# Request
Write the data out again exactly, with no pictures.

# Information provided

#####

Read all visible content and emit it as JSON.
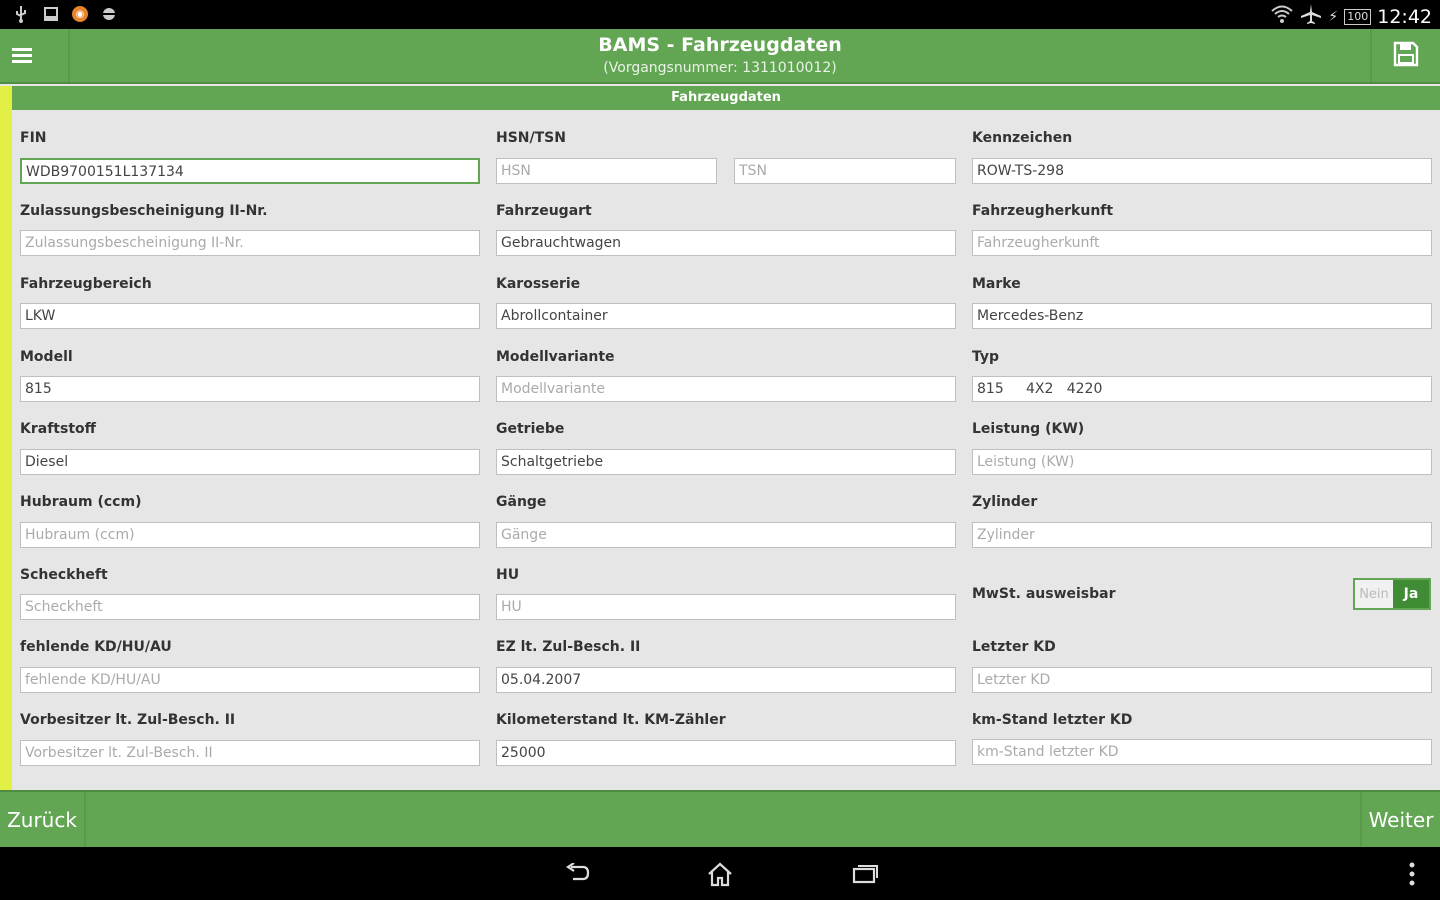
{
  "status_bar": {
    "time": "12:42",
    "battery": "100",
    "notification_icons": [
      "usb-icon",
      "download-icon",
      "app-notification-icon",
      "android-debug-icon"
    ]
  },
  "action_bar": {
    "title": "BAMS - Fahrzeugdaten",
    "subtitle": "(Vorgangsnummer: 1311010012)"
  },
  "section": {
    "title": "Fahrzeugdaten"
  },
  "fields": {
    "fin": {
      "label": "FIN",
      "value": "WDB9700151L137134"
    },
    "hsn": {
      "label": "HSN/TSN",
      "placeholder": "HSN"
    },
    "tsn": {
      "placeholder": "TSN"
    },
    "kennzeichen": {
      "label": "Kennzeichen",
      "value": "ROW-TS-298"
    },
    "zb2": {
      "label": "Zulassungsbescheinigung II-Nr.",
      "placeholder": "Zulassungsbescheinigung II-Nr."
    },
    "fahrzeugart": {
      "label": "Fahrzeugart",
      "value": "Gebrauchtwagen"
    },
    "fahrzeugherkunft": {
      "label": "Fahrzeugherkunft",
      "placeholder": "Fahrzeugherkunft"
    },
    "fahrzeugbereich": {
      "label": "Fahrzeugbereich",
      "value": "LKW"
    },
    "karosserie": {
      "label": "Karosserie",
      "value": "Abrollcontainer"
    },
    "marke": {
      "label": "Marke",
      "value": "Mercedes-Benz"
    },
    "modell": {
      "label": "Modell",
      "value": "815"
    },
    "modellvariante": {
      "label": "Modellvariante",
      "placeholder": "Modellvariante"
    },
    "typ": {
      "label": "Typ",
      "value": "815     4X2   4220"
    },
    "kraftstoff": {
      "label": "Kraftstoff",
      "value": "Diesel"
    },
    "getriebe": {
      "label": "Getriebe",
      "value": "Schaltgetriebe"
    },
    "leistung": {
      "label": "Leistung (KW)",
      "placeholder": "Leistung (KW)"
    },
    "hubraum": {
      "label": "Hubraum (ccm)",
      "placeholder": "Hubraum (ccm)"
    },
    "gaenge": {
      "label": "Gänge",
      "placeholder": "Gänge"
    },
    "zylinder": {
      "label": "Zylinder",
      "placeholder": "Zylinder"
    },
    "scheckheft": {
      "label": "Scheckheft",
      "placeholder": "Scheckheft"
    },
    "hu": {
      "label": "HU",
      "placeholder": "HU"
    },
    "mwst": {
      "label": "MwSt. ausweisbar",
      "option_no": "Nein",
      "option_yes": "Ja",
      "selected": "Ja"
    },
    "fehlende_kd": {
      "label": "fehlende KD/HU/AU",
      "placeholder": "fehlende KD/HU/AU"
    },
    "ez": {
      "label": "EZ lt. Zul-Besch. II",
      "value": "05.04.2007"
    },
    "letzter_kd": {
      "label": "Letzter KD",
      "placeholder": "Letzter KD"
    },
    "vorbesitzer": {
      "label": "Vorbesitzer lt. Zul-Besch. II",
      "placeholder": "Vorbesitzer lt. Zul-Besch. II"
    },
    "km_stand": {
      "label": "Kilometerstand lt. KM-Zähler",
      "value": "25000"
    },
    "km_letzter_kd": {
      "label": "km-Stand letzter KD",
      "placeholder": "km-Stand letzter KD"
    }
  },
  "bottom_bar": {
    "back_label": "Zurück",
    "next_label": "Weiter"
  },
  "colors": {
    "primary_green": "#62a553",
    "accent_yellow": "#e2f046",
    "toggle_active": "#3f8c35"
  }
}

#####

# Exercise output
Read all visible content and emit it as JSON.
{
  "status_bar": {
    "time": "12:42",
    "battery": "100",
    "notification_icons": [
      "usb-icon",
      "download-icon",
      "app-notification-icon",
      "android-debug-icon"
    ]
  },
  "action_bar": {
    "title": "BAMS - Fahrzeugdaten",
    "subtitle": "(Vorgangsnummer: 1311010012)"
  },
  "section": {
    "title": "Fahrzeugdaten"
  },
  "fields": {
    "fin": {
      "label": "FIN",
      "value": "WDB9700151L137134"
    },
    "hsn": {
      "label": "HSN/TSN",
      "placeholder": "HSN"
    },
    "tsn": {
      "placeholder": "TSN"
    },
    "kennzeichen": {
      "label": "Kennzeichen",
      "value": "ROW-TS-298"
    },
    "zb2": {
      "label": "Zulassungsbescheinigung II-Nr.",
      "placeholder": "Zulassungsbescheinigung II-Nr."
    },
    "fahrzeugart": {
      "label": "Fahrzeugart",
      "value": "Gebrauchtwagen"
    },
    "fahrzeugherkunft": {
      "label": "Fahrzeugherkunft",
      "placeholder": "Fahrzeugherkunft"
    },
    "fahrzeugbereich": {
      "label": "Fahrzeugbereich",
      "value": "LKW"
    },
    "karosserie": {
      "label": "Karosserie",
      "value": "Abrollcontainer"
    },
    "marke": {
      "label": "Marke",
      "value": "Mercedes-Benz"
    },
    "modell": {
      "label": "Modell",
      "value": "815"
    },
    "modellvariante": {
      "label": "Modellvariante",
      "placeholder": "Modellvariante"
    },
    "typ": {
      "label": "Typ",
      "value": "815     4X2   4220"
    },
    "kraftstoff": {
      "label": "Kraftstoff",
      "value": "Diesel"
    },
    "getriebe": {
      "label": "Getriebe",
      "value": "Schaltgetriebe"
    },
    "leistung": {
      "label": "Leistung (KW)",
      "placeholder": "Leistung (KW)"
    },
    "hubraum": {
      "label": "Hubraum (ccm)",
      "placeholder": "Hubraum (ccm)"
    },
    "gaenge": {
      "label": "Gänge",
      "placeholder": "Gänge"
    },
    "zylinder": {
      "label": "Zylinder",
      "placeholder": "Zylinder"
    },
    "scheckheft": {
      "label": "Scheckheft",
      "placeholder": "Scheckheft"
    },
    "hu": {
      "label": "HU",
      "placeholder": "HU"
    },
    "mwst": {
      "label": "MwSt. ausweisbar",
      "option_no": "Nein",
      "option_yes": "Ja",
      "selected": "Ja"
    },
    "fehlende_kd": {
      "label": "fehlende KD/HU/AU",
      "placeholder": "fehlende KD/HU/AU"
    },
    "ez": {
      "label": "EZ lt. Zul-Besch. II",
      "value": "05.04.2007"
    },
    "letzter_kd": {
      "label": "Letzter KD",
      "placeholder": "Letzter KD"
    },
    "vorbesitzer": {
      "label": "Vorbesitzer lt. Zul-Besch. II",
      "placeholder": "Vorbesitzer lt. Zul-Besch. II"
    },
    "km_stand": {
      "label": "Kilometerstand lt. KM-Zähler",
      "value": "25000"
    },
    "km_letzter_kd": {
      "label": "km-Stand letzter KD",
      "placeholder": "km-Stand letzter KD"
    }
  },
  "bottom_bar": {
    "back_label": "Zurück",
    "next_label": "Weiter"
  },
  "colors": {
    "primary_green": "#62a553",
    "accent_yellow": "#e2f046",
    "toggle_active": "#3f8c35"
  }
}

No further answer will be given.